**** Input data

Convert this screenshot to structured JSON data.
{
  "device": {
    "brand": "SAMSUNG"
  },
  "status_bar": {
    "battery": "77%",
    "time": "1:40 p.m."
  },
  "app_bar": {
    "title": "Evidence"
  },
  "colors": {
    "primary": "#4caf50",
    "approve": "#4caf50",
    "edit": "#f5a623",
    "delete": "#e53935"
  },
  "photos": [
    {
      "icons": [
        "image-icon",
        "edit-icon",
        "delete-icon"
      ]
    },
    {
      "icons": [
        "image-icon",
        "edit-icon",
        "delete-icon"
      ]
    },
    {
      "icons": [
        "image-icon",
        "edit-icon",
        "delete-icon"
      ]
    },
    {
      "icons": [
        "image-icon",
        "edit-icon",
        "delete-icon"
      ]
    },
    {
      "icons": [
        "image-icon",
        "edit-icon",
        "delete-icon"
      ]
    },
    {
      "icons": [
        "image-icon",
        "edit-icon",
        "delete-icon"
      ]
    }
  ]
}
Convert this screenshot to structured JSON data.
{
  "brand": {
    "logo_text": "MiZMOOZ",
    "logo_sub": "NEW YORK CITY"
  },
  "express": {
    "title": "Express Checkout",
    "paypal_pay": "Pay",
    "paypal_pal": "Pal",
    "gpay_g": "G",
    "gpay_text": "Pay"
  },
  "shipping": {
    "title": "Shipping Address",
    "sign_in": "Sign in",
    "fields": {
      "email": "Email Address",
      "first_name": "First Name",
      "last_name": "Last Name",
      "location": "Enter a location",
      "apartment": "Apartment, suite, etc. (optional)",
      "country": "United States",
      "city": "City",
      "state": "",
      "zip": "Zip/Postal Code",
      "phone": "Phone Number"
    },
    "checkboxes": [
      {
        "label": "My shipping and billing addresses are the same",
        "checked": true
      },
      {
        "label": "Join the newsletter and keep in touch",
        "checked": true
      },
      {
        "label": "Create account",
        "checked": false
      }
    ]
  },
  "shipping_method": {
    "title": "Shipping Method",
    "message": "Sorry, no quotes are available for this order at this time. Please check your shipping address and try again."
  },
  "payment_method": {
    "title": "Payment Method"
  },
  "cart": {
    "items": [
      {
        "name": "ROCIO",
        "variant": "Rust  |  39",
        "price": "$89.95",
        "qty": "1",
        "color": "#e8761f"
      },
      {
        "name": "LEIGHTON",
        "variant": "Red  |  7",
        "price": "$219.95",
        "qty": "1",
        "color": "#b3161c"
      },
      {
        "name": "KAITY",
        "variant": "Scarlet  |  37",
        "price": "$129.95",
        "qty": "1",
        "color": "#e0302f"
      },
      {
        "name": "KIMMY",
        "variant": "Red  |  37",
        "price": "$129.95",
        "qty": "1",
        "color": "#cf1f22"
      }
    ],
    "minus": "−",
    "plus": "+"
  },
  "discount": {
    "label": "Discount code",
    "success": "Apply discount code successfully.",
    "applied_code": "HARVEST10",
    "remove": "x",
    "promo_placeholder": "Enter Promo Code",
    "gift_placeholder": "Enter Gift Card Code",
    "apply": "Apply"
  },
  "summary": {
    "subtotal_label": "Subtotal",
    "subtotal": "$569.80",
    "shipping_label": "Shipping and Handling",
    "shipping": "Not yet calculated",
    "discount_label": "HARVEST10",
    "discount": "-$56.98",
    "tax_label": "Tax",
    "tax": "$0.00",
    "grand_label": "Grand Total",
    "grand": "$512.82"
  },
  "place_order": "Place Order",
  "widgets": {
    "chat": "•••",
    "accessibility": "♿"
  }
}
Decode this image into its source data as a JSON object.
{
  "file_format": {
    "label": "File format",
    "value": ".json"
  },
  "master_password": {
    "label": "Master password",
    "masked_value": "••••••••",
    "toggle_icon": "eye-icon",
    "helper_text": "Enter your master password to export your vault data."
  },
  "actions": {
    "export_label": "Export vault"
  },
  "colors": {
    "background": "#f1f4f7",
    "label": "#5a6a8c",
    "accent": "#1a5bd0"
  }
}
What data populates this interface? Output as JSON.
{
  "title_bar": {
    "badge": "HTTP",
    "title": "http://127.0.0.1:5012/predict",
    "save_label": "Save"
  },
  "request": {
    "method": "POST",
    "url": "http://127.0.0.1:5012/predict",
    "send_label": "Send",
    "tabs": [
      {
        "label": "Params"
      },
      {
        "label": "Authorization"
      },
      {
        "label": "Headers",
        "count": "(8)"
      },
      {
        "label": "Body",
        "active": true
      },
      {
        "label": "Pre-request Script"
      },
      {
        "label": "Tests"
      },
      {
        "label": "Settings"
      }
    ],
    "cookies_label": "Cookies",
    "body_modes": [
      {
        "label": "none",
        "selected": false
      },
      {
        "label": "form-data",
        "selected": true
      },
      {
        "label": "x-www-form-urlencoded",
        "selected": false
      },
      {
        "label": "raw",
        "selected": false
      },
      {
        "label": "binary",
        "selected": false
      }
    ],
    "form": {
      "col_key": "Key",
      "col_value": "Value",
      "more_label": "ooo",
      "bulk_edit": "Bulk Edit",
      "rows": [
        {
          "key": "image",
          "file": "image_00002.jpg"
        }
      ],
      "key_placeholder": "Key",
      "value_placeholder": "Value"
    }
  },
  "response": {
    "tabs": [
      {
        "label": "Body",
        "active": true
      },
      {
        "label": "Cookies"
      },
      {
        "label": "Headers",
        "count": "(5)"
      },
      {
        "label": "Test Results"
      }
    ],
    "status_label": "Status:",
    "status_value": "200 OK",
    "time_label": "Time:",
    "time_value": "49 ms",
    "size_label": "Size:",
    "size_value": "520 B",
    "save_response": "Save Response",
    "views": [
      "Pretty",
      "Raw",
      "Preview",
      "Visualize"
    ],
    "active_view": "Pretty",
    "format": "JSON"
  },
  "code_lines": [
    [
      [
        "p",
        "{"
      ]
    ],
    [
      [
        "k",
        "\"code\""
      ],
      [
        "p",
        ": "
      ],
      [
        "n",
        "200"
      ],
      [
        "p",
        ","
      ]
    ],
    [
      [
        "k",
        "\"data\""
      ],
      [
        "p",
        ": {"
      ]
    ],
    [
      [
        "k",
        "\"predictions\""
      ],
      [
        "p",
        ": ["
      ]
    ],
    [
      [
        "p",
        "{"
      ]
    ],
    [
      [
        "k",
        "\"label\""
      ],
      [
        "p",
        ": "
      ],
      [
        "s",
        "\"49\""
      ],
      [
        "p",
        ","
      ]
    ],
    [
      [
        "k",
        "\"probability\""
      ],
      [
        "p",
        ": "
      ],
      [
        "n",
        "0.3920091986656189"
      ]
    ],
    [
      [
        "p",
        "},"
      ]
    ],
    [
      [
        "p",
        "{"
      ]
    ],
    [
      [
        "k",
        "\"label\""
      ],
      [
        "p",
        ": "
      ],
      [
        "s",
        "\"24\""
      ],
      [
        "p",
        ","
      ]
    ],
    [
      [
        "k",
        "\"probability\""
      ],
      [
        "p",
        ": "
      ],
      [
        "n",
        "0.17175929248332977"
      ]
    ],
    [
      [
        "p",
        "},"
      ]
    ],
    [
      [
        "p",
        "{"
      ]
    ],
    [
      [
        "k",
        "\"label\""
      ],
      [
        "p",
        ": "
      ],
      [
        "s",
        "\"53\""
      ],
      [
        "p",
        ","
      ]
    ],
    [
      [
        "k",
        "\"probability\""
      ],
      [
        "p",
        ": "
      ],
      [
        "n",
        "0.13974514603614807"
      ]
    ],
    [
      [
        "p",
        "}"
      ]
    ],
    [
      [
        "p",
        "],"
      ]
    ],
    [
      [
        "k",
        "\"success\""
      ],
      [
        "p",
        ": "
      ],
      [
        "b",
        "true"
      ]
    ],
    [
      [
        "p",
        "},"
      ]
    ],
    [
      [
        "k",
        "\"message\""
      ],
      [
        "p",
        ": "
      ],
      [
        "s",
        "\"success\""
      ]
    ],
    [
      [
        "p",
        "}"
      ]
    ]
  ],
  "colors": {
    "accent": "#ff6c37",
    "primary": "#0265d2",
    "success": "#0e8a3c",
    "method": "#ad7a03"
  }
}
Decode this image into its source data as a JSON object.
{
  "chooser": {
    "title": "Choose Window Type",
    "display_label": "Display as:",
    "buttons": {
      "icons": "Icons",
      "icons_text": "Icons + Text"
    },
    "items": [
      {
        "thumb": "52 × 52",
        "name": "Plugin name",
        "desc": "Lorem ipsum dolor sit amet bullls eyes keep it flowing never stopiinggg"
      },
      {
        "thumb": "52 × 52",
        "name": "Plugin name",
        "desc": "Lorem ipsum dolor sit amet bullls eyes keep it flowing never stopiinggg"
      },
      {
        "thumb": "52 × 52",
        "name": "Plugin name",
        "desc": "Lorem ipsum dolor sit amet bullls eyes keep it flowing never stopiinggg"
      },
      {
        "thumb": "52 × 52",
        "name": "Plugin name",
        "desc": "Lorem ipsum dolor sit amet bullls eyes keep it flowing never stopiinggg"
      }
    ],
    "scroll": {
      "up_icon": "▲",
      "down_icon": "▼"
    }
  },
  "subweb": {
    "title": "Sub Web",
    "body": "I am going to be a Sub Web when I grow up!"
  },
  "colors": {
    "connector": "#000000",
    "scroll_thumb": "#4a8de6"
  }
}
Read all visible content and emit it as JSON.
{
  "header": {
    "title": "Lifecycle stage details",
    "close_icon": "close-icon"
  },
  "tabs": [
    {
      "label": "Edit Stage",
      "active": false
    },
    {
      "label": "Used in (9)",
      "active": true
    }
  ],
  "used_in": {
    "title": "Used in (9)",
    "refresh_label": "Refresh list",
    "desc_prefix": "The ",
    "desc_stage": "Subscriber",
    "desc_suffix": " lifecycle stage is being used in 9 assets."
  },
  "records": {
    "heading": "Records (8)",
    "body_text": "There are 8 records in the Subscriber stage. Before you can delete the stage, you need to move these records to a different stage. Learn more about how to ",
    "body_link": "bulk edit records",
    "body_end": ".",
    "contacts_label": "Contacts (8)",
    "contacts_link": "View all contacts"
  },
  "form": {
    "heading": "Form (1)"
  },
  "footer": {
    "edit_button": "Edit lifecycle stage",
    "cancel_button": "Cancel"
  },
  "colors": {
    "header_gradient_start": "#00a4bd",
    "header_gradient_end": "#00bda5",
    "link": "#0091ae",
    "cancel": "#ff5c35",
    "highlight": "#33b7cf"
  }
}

********

(Exercise instructions)
Filter the data, keeping only the lines that contain "Save".

(Exercise result)
    "save_label": "Save"
    "save_response": "Save Response",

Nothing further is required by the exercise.